Items from a data source
*-*-*

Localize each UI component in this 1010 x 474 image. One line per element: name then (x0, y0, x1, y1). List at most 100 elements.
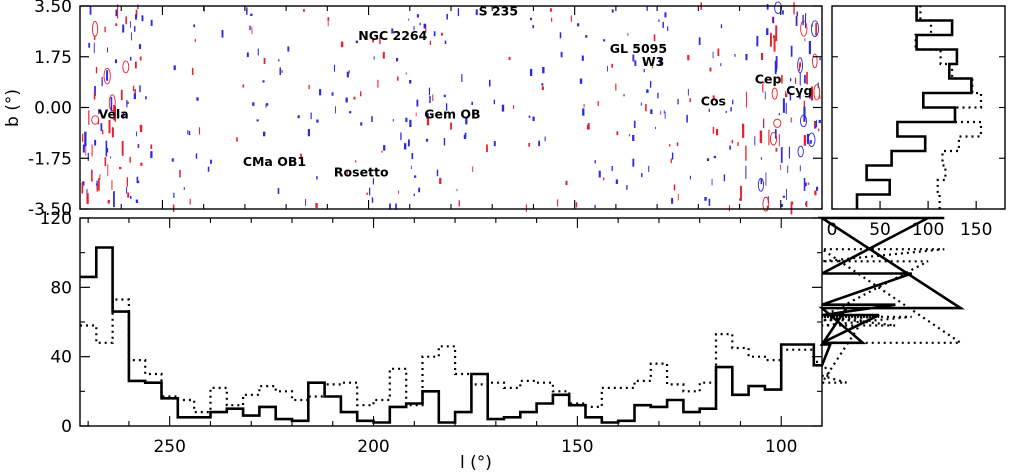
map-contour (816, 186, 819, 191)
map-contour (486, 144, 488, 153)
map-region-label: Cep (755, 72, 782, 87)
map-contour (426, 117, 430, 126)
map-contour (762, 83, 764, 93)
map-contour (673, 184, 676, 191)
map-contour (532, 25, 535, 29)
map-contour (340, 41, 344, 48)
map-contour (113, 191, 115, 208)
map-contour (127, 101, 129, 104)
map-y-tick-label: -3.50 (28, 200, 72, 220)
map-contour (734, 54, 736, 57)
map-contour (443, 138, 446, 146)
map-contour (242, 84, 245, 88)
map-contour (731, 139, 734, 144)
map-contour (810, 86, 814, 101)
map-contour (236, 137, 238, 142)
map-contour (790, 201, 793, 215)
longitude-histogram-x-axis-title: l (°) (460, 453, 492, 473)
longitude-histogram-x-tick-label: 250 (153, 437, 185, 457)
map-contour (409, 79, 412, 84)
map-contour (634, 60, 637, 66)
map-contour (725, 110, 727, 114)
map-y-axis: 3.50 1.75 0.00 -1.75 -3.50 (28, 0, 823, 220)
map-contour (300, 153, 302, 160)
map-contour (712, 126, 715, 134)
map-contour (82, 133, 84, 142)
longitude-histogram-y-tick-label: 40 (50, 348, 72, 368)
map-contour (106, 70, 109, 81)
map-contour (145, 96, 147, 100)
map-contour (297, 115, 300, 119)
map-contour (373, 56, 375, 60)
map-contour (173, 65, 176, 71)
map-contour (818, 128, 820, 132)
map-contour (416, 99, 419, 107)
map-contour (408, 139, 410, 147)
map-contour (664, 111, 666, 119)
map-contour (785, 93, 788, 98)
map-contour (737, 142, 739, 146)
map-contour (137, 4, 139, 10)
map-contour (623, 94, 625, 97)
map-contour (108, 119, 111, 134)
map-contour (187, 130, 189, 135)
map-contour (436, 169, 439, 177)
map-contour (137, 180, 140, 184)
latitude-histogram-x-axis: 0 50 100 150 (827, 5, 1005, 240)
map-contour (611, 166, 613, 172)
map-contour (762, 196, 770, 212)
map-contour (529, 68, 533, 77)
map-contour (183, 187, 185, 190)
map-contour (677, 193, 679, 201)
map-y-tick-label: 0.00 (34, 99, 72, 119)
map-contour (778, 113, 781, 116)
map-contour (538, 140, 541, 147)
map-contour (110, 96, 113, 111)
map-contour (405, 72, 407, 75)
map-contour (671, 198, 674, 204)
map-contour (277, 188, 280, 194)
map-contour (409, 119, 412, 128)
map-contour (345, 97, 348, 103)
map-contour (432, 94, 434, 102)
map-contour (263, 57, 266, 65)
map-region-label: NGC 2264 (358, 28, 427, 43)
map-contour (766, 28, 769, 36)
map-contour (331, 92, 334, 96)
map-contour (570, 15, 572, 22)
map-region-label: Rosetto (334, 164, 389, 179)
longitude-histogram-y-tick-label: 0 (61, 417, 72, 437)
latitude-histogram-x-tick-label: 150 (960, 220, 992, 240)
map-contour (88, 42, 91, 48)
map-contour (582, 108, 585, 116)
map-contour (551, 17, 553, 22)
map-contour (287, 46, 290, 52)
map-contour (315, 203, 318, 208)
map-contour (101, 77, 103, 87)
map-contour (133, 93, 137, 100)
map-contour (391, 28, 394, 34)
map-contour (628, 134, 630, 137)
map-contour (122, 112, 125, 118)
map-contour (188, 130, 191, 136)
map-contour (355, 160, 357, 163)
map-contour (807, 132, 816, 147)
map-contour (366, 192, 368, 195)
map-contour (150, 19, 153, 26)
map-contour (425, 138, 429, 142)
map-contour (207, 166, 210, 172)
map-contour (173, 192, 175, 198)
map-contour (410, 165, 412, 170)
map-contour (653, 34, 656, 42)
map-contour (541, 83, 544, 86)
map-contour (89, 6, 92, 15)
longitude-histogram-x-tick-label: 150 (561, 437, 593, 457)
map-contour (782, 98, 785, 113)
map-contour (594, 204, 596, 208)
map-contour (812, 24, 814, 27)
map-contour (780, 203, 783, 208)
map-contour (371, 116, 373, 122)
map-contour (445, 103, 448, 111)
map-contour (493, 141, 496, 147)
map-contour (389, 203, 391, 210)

*-*-*

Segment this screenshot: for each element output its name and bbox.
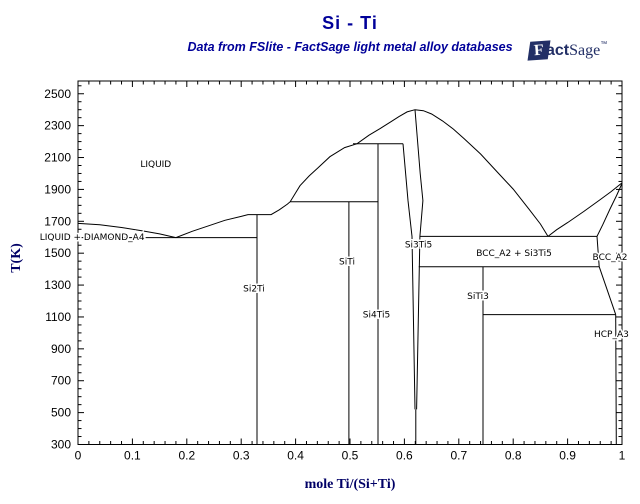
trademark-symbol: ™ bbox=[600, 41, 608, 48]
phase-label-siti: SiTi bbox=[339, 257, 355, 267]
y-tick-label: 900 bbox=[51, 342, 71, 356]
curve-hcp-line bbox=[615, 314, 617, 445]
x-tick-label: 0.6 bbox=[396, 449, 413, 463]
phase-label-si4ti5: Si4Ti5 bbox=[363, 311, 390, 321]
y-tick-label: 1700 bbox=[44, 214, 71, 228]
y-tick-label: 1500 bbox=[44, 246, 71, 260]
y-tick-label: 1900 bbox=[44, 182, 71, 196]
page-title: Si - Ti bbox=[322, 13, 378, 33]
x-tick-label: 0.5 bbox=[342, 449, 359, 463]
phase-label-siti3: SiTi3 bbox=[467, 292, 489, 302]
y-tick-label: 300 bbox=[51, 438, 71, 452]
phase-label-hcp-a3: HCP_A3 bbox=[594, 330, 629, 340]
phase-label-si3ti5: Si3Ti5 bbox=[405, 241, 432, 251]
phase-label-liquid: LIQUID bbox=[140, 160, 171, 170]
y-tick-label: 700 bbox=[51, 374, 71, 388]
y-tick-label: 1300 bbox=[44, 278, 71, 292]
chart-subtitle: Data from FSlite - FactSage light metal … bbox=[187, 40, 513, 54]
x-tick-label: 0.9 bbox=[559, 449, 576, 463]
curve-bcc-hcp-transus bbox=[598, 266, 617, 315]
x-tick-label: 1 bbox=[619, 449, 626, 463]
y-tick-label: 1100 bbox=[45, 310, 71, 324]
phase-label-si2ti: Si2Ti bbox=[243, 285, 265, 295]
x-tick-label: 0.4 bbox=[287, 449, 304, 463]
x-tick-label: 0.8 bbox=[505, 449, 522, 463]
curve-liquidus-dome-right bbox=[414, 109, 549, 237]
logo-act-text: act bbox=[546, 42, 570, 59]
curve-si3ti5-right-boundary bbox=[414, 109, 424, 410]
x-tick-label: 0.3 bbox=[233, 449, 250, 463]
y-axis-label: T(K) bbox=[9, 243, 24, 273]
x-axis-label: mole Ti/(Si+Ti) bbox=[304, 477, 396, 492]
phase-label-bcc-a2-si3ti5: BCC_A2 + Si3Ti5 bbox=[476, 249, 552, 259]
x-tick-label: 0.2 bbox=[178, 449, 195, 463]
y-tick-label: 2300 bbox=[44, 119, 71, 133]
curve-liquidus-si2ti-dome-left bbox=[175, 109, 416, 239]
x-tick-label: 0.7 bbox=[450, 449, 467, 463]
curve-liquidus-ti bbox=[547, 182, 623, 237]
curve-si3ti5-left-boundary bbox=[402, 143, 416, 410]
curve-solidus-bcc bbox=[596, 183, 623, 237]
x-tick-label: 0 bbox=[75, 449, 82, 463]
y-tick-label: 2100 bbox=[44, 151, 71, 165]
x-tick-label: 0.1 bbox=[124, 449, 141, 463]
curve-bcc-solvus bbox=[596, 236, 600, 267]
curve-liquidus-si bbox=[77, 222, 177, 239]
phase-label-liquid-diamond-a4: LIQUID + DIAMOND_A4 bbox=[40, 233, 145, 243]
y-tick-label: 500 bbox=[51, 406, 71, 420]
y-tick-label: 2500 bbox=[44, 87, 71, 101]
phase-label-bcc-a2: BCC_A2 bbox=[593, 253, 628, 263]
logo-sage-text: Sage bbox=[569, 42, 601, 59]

*-*-*

Directions for this task
Please turn part of the listing into a Markdown table with columns "Row" and "Line", starting at the line that has "map-contour (816, 186, 819, 191)" and stopping after the line that has "map-contour (340, 41, 344, 48)". Skip any blank lines.

Completed exercise
| Row | Line |
|---|---|
| 1 | map-contour (816, 186, 819, 191) |
| 2 | map-contour (486, 144, 488, 153) |
| 3 | map-region-label: Cep (755, 72, 782, 87) |
| 4 | map-contour (426, 117, 430, 126) |
| 5 | map-contour (762, 83, 764, 93) |
| 6 | map-contour (673, 184, 676, 191) |
| 7 | map-contour (532, 25, 535, 29) |
| 8 | map-contour (340, 41, 344, 48) |